TASK INSTRUCTIONS
Copy each line where the word "type" occurs.

GIVEN RECORDS
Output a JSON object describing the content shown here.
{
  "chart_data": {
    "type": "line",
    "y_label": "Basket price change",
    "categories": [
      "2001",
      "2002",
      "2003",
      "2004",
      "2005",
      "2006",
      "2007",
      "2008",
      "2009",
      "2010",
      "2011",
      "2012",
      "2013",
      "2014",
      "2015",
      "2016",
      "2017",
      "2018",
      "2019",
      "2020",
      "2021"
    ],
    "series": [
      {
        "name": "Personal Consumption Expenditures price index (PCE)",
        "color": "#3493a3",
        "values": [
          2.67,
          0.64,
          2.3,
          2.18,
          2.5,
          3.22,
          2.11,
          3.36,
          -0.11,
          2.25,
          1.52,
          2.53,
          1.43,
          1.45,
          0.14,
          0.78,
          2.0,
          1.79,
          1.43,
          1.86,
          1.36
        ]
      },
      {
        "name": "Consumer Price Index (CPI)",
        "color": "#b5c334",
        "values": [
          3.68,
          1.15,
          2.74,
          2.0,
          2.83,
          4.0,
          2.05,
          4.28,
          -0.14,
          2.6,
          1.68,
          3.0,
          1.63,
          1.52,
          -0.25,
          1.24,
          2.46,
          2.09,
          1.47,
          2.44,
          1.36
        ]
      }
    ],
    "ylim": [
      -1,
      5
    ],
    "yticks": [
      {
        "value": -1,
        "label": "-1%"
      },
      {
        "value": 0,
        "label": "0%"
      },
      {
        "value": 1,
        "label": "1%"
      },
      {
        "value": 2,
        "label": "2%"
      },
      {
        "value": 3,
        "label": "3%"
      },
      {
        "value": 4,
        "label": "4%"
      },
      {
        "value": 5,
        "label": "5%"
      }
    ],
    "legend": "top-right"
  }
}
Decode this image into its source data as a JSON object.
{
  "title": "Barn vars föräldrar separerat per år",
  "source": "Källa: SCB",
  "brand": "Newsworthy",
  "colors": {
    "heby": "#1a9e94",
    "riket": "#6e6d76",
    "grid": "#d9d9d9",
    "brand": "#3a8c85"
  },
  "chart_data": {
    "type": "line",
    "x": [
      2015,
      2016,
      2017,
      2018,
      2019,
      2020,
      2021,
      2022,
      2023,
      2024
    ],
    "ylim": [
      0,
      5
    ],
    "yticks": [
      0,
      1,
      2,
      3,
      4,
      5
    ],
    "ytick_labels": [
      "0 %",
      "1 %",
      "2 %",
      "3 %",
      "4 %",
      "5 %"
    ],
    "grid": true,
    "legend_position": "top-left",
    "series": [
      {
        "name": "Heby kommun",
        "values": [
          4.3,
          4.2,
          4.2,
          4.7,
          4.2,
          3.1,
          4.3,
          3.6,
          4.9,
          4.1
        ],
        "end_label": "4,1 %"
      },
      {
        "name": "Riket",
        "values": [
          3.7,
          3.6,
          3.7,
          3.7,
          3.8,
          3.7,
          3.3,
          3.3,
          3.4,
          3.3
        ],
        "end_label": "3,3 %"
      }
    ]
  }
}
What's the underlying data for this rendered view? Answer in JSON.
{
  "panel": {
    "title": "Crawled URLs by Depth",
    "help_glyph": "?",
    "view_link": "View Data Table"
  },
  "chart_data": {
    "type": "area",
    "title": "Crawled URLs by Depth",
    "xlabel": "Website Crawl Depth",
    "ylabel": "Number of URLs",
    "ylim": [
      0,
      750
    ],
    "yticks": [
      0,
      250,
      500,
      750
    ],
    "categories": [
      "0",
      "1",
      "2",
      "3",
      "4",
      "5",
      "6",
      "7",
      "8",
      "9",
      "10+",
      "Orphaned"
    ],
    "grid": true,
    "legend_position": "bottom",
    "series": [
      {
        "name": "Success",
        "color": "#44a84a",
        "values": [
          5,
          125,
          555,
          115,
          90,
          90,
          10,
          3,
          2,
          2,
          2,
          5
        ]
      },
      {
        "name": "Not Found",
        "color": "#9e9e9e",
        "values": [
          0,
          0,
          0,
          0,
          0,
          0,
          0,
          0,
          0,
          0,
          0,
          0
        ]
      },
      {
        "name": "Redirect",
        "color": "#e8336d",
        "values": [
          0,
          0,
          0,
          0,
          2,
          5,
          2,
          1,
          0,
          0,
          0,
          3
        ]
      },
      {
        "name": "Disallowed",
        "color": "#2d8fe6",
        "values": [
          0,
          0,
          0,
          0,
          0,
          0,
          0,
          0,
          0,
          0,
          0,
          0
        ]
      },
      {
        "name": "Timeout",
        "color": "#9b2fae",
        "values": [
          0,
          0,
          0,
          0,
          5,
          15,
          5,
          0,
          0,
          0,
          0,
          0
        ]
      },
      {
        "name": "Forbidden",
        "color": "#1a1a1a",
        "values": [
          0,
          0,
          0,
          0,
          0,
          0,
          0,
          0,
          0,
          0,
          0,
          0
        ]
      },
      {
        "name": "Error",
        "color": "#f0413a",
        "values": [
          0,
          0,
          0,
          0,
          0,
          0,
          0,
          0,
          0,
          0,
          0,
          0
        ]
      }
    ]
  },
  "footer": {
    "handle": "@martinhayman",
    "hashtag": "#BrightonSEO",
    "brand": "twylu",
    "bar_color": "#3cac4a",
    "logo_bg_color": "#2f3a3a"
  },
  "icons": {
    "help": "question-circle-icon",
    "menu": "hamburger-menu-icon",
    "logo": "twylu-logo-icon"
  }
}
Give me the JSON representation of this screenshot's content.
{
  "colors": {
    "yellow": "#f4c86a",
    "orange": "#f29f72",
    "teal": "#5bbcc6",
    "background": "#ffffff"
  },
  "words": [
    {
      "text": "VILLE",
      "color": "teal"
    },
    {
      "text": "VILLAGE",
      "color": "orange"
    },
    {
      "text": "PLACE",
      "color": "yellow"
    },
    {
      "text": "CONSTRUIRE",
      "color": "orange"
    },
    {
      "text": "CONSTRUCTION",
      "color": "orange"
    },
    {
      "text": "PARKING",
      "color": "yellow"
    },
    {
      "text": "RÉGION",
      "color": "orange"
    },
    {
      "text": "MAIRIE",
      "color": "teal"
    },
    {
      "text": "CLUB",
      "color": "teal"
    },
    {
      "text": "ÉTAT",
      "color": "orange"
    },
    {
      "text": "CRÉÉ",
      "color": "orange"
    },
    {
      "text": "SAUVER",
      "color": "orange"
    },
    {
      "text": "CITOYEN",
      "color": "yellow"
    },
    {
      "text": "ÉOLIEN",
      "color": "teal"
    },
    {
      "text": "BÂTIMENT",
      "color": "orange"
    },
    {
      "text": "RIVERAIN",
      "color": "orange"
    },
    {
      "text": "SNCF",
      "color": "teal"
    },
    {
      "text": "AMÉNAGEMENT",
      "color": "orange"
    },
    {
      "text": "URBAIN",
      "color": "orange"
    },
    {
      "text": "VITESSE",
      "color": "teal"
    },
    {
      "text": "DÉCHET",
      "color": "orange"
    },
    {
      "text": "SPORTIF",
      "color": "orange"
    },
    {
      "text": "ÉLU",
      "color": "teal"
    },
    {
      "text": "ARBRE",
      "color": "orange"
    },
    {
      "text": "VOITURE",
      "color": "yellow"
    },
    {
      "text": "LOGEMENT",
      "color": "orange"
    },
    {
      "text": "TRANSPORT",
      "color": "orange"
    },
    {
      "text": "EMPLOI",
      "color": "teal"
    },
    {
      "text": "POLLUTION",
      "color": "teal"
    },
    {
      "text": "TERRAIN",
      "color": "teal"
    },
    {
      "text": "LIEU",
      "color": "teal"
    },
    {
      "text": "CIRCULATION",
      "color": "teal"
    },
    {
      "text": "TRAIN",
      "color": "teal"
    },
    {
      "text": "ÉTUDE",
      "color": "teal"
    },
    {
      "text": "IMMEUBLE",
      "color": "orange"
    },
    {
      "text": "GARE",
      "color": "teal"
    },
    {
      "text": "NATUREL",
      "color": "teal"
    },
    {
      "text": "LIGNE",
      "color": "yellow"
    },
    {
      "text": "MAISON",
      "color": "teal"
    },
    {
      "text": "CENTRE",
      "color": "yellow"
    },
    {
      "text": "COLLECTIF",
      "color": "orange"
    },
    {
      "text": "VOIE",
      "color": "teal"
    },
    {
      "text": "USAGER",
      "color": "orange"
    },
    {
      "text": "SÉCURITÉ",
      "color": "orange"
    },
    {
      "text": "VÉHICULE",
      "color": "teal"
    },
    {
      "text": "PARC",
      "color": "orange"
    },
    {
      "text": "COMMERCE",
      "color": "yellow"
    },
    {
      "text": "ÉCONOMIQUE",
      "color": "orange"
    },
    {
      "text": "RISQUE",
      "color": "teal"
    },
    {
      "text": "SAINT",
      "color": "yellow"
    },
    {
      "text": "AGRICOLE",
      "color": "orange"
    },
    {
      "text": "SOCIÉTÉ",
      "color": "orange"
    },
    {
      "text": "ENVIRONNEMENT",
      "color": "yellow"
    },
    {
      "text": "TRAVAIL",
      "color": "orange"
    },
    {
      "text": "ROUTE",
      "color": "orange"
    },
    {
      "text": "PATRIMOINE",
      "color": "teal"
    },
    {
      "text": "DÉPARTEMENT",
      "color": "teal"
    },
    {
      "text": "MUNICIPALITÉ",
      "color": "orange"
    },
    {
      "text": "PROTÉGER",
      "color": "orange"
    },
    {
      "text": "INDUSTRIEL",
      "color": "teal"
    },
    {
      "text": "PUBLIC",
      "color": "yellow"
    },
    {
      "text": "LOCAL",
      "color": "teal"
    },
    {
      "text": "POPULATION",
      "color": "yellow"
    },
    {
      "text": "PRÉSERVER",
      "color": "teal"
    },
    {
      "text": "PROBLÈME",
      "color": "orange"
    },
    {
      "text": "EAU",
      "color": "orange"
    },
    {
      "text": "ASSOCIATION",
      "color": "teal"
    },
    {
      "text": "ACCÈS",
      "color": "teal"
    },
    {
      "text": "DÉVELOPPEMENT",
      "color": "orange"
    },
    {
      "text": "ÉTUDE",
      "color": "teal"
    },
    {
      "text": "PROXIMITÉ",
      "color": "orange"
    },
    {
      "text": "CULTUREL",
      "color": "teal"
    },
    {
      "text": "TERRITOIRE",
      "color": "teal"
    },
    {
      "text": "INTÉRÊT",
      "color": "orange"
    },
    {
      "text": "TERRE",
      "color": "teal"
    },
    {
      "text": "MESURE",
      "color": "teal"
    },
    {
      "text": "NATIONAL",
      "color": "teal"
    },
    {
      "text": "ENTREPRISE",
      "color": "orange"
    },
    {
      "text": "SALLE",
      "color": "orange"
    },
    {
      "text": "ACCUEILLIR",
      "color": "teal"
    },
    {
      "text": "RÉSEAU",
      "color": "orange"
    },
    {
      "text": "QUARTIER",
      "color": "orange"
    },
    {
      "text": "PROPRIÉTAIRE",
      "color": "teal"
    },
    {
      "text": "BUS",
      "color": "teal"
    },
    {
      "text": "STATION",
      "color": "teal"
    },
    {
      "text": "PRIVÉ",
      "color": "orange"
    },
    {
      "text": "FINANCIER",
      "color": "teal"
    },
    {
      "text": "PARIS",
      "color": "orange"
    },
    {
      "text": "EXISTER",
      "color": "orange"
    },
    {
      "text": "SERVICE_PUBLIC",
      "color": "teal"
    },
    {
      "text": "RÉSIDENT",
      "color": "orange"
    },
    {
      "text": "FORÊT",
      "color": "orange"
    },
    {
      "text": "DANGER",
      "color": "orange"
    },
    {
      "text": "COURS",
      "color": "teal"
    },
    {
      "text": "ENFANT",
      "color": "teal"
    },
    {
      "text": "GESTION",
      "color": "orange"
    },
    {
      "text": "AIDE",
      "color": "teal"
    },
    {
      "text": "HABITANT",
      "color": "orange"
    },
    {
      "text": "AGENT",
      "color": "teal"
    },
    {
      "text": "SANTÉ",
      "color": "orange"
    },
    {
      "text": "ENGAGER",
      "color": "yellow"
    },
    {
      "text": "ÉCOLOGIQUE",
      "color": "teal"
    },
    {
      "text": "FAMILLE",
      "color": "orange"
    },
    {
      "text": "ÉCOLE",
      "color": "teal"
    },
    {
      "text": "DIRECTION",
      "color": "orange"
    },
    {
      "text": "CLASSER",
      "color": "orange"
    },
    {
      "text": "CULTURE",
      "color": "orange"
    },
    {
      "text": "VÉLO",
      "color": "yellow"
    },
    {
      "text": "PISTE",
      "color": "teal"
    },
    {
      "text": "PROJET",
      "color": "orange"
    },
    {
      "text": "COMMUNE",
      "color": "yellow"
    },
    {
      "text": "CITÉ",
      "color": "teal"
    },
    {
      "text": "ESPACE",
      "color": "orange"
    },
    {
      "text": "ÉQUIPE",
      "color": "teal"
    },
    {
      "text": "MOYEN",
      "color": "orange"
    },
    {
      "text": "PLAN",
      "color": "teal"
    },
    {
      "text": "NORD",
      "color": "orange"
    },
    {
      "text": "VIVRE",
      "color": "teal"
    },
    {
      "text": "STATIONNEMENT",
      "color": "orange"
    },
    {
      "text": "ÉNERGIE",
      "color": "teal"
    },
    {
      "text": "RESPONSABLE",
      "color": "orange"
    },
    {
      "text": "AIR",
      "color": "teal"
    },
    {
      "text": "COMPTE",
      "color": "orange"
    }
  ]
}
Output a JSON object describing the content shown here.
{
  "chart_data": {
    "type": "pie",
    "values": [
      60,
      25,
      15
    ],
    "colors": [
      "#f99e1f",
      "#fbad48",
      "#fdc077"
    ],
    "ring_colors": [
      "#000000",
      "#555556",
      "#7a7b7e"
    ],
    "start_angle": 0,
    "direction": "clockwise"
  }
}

FINISHED ANSWER
    "type": "line",
    "type": "line",
    "type": "area",
    "type": "pie",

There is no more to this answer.